### [What is being asked]
Find each line with the string "performance" and report it.

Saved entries
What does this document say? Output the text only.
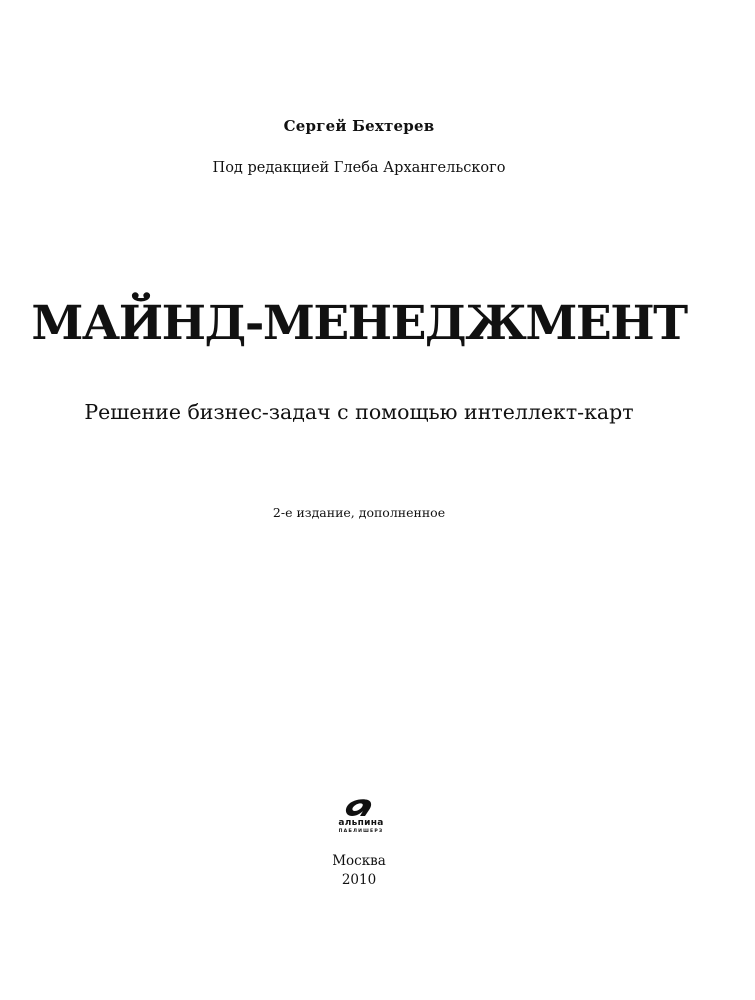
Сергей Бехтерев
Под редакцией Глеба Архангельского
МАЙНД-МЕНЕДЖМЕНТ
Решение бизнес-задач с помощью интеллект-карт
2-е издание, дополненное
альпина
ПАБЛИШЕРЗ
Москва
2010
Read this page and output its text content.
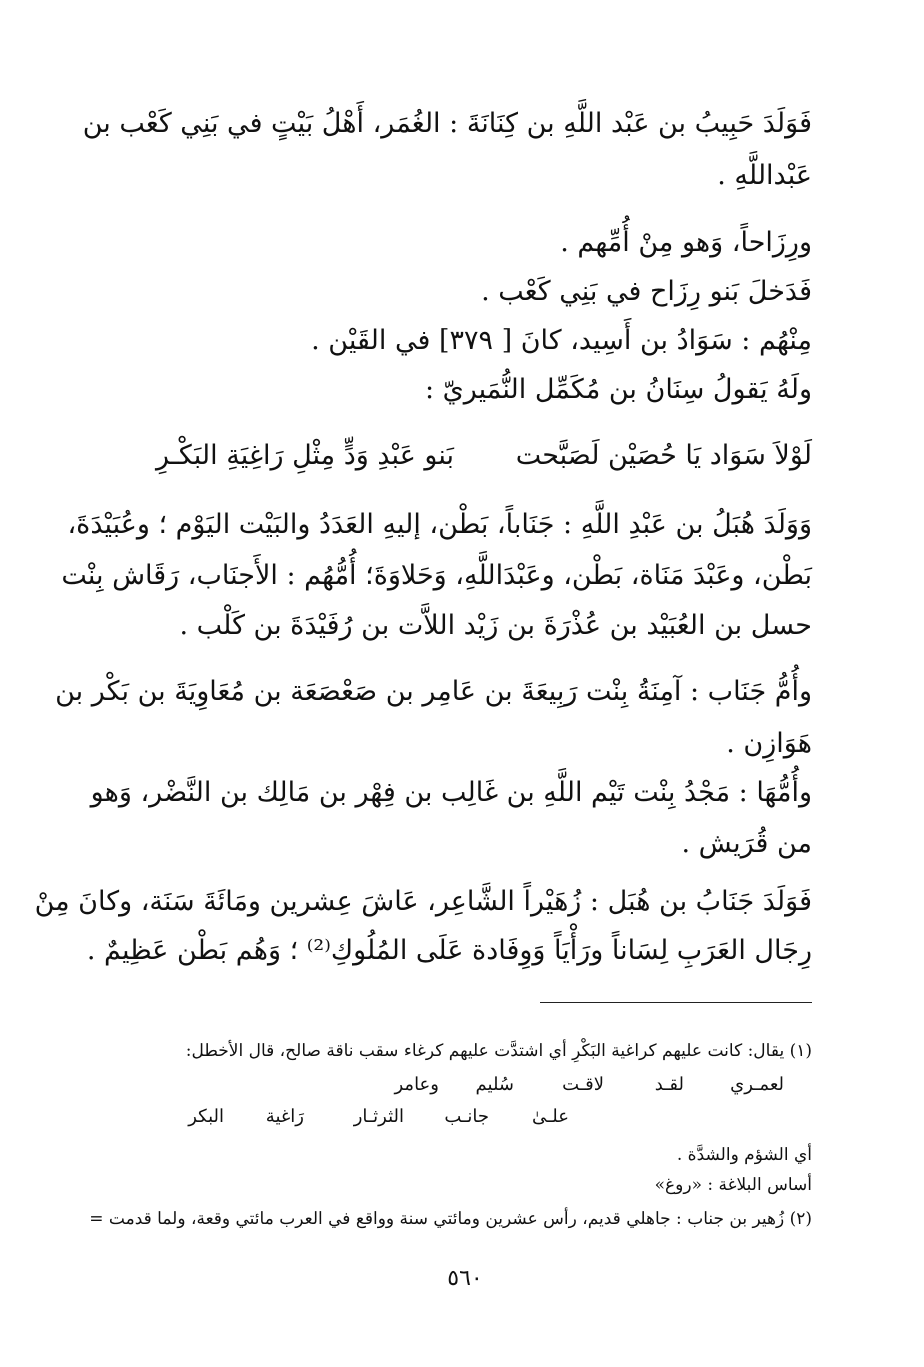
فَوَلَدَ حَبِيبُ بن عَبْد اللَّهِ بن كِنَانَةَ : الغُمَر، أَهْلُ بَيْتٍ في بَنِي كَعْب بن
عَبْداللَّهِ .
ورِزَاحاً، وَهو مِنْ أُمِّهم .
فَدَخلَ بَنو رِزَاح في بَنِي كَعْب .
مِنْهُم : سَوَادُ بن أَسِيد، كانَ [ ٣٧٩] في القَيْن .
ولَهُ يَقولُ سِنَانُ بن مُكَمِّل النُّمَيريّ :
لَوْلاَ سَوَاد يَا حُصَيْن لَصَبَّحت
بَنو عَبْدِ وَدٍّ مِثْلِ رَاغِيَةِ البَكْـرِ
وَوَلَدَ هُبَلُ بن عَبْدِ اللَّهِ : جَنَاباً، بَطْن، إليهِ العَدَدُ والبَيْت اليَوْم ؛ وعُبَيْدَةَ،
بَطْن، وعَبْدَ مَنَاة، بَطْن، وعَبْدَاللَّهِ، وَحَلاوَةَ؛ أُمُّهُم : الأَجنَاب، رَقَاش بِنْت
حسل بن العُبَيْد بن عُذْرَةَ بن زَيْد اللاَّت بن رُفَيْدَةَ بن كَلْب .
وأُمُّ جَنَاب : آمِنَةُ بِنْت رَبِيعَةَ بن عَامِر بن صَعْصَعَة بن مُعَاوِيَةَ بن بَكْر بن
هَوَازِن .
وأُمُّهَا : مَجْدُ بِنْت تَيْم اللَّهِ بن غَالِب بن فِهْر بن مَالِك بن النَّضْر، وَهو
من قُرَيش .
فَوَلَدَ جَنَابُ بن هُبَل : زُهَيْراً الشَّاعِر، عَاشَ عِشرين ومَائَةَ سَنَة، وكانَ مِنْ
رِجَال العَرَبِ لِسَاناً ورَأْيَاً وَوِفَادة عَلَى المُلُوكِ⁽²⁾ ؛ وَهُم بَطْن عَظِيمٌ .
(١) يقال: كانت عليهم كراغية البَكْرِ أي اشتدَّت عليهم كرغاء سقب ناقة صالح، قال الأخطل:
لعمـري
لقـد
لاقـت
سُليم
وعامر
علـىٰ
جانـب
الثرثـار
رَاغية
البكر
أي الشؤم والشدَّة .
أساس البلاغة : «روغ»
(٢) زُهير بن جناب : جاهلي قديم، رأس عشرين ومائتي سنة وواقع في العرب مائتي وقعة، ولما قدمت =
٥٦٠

* * *

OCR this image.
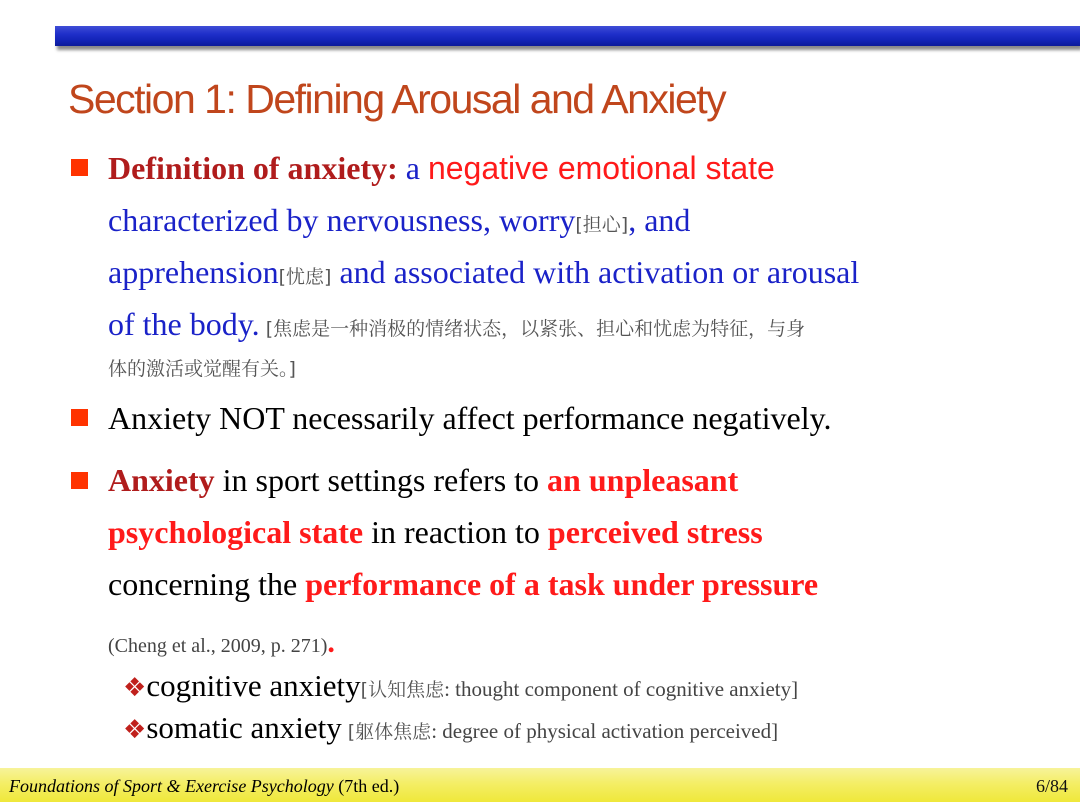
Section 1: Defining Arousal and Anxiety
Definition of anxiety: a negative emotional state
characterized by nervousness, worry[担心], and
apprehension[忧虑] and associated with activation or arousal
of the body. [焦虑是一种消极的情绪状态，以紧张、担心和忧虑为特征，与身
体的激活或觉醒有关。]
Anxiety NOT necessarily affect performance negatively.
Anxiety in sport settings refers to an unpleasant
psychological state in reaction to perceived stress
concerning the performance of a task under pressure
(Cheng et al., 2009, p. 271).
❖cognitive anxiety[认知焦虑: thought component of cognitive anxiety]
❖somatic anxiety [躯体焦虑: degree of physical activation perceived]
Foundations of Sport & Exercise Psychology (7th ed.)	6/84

### [Right answer]
Anxiety NOT necessarily affect performance negatively.
concerning the performance of a task under pressure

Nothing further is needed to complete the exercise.